> Problem requirements: Pick out the lines below with "Predicted" and list them.

> Exercise material:

==========

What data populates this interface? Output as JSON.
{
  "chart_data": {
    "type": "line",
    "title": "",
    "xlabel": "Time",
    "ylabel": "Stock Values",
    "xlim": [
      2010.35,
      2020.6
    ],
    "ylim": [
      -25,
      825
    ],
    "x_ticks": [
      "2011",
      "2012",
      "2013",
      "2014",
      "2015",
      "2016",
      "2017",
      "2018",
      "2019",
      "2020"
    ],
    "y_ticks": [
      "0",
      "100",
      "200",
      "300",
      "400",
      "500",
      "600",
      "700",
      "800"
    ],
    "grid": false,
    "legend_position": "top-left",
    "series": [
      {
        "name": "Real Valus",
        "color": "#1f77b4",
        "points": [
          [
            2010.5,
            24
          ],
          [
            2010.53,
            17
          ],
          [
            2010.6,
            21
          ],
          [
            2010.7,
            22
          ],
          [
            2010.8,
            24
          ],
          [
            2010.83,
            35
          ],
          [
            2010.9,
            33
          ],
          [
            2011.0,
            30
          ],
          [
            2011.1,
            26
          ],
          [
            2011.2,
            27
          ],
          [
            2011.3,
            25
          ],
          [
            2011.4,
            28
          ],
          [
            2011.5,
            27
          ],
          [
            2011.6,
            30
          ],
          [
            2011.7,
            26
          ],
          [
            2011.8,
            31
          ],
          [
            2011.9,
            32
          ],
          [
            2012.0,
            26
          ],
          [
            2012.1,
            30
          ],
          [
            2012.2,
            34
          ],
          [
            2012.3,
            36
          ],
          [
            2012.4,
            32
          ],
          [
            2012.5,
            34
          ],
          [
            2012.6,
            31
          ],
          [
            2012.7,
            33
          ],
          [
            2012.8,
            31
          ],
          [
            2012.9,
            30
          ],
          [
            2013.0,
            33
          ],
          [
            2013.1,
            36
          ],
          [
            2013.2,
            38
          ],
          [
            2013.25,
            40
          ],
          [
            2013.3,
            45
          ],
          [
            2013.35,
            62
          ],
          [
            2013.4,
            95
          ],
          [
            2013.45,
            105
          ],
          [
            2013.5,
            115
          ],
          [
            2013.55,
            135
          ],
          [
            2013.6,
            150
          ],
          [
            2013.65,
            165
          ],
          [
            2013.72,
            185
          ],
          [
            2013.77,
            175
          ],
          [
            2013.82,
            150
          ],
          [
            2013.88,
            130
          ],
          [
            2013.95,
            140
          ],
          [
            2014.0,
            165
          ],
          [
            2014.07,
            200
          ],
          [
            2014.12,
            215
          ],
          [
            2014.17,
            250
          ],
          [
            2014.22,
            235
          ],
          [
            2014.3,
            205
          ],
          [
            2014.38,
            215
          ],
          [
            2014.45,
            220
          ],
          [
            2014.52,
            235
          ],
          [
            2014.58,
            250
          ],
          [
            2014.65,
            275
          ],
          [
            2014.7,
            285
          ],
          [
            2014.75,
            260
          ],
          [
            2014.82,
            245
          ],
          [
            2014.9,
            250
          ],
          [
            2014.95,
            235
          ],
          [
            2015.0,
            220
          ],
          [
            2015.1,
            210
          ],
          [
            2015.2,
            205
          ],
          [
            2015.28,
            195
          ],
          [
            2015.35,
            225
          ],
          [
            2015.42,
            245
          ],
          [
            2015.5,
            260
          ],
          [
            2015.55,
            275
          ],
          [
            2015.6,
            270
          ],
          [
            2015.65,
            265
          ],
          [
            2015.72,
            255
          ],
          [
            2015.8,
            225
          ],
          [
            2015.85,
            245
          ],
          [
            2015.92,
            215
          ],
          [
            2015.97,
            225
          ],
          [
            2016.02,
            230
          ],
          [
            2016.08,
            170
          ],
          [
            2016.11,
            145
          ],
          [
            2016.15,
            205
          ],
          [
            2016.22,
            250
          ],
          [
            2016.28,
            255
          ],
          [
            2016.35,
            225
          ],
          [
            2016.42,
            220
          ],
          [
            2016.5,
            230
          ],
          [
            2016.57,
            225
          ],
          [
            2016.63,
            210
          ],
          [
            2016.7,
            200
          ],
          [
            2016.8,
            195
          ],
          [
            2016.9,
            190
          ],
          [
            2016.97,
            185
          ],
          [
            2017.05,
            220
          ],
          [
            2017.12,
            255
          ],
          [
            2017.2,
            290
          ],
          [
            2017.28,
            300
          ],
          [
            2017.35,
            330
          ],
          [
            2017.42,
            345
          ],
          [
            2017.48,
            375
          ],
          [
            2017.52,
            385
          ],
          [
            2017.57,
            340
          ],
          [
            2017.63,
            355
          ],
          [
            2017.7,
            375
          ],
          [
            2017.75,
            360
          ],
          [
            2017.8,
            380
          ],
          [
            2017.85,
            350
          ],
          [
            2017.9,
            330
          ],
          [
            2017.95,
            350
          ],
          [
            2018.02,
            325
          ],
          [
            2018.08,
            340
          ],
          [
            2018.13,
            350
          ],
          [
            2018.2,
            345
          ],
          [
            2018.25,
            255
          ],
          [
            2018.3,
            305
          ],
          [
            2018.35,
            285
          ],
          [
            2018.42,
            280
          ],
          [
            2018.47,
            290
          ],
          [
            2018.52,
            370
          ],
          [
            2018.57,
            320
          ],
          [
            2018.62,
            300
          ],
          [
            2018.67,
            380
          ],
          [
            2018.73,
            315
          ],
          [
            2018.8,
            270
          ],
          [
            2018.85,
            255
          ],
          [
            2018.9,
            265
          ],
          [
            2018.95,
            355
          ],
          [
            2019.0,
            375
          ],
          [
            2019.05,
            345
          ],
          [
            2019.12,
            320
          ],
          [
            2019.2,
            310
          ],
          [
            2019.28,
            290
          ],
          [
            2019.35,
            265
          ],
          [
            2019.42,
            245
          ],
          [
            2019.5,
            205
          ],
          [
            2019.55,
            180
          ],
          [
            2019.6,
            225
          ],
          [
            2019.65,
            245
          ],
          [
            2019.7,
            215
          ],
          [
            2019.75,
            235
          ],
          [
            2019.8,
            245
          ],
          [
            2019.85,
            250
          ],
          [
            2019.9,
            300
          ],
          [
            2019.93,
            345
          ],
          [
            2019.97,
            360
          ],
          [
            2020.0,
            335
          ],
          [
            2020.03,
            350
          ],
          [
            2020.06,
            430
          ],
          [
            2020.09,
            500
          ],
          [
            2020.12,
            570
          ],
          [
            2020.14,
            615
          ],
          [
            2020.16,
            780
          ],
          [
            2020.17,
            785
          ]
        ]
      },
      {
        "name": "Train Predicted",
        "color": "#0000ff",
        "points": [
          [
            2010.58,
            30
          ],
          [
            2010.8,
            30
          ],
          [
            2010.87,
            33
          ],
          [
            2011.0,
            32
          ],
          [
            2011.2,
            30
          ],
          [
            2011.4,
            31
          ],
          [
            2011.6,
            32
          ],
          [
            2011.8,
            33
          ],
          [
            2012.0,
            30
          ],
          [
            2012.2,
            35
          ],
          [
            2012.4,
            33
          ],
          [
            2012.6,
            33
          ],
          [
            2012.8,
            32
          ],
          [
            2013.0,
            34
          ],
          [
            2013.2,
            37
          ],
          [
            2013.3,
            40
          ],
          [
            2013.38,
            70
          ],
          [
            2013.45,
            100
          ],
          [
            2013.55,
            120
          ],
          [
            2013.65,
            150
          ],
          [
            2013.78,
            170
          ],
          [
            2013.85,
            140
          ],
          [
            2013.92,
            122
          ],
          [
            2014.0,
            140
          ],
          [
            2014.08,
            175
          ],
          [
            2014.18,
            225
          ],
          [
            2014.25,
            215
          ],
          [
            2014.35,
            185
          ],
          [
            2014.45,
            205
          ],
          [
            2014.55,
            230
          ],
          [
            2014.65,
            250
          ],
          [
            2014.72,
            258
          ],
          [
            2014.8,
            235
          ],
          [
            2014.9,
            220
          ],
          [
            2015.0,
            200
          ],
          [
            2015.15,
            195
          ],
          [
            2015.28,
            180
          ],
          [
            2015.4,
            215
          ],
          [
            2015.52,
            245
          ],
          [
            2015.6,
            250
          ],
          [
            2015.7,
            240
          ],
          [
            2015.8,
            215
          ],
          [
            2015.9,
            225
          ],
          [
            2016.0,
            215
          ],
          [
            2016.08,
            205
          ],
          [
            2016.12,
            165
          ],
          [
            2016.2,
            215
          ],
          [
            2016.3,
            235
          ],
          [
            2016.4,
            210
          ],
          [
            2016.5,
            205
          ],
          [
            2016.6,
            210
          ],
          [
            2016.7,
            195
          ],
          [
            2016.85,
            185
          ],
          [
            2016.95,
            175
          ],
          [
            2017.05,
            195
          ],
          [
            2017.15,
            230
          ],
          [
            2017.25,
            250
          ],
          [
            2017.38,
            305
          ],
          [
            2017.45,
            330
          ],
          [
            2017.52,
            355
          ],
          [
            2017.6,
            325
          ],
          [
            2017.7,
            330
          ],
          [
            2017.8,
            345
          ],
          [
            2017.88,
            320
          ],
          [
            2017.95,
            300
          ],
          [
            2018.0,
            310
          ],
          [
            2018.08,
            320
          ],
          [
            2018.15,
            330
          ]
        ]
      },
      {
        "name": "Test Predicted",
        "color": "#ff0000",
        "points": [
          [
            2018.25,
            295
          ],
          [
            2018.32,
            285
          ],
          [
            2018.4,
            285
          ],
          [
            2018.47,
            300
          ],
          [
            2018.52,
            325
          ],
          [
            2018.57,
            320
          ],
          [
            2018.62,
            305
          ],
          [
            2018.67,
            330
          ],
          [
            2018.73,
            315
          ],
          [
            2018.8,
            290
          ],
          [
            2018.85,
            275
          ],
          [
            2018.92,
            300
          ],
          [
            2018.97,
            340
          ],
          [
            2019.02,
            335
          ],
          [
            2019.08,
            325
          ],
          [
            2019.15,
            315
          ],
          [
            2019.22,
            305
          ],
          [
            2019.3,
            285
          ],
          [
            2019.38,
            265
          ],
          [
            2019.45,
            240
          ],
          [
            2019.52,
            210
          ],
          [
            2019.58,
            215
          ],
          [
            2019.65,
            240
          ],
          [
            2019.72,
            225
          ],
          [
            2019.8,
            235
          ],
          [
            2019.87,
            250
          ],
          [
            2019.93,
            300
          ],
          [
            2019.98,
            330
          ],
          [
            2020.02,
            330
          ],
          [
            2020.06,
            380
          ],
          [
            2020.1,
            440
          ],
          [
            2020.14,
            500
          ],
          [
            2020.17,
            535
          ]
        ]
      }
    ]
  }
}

==========

> Worked solution:
        "name": "Train Predicted",
        "name": "Test Predicted",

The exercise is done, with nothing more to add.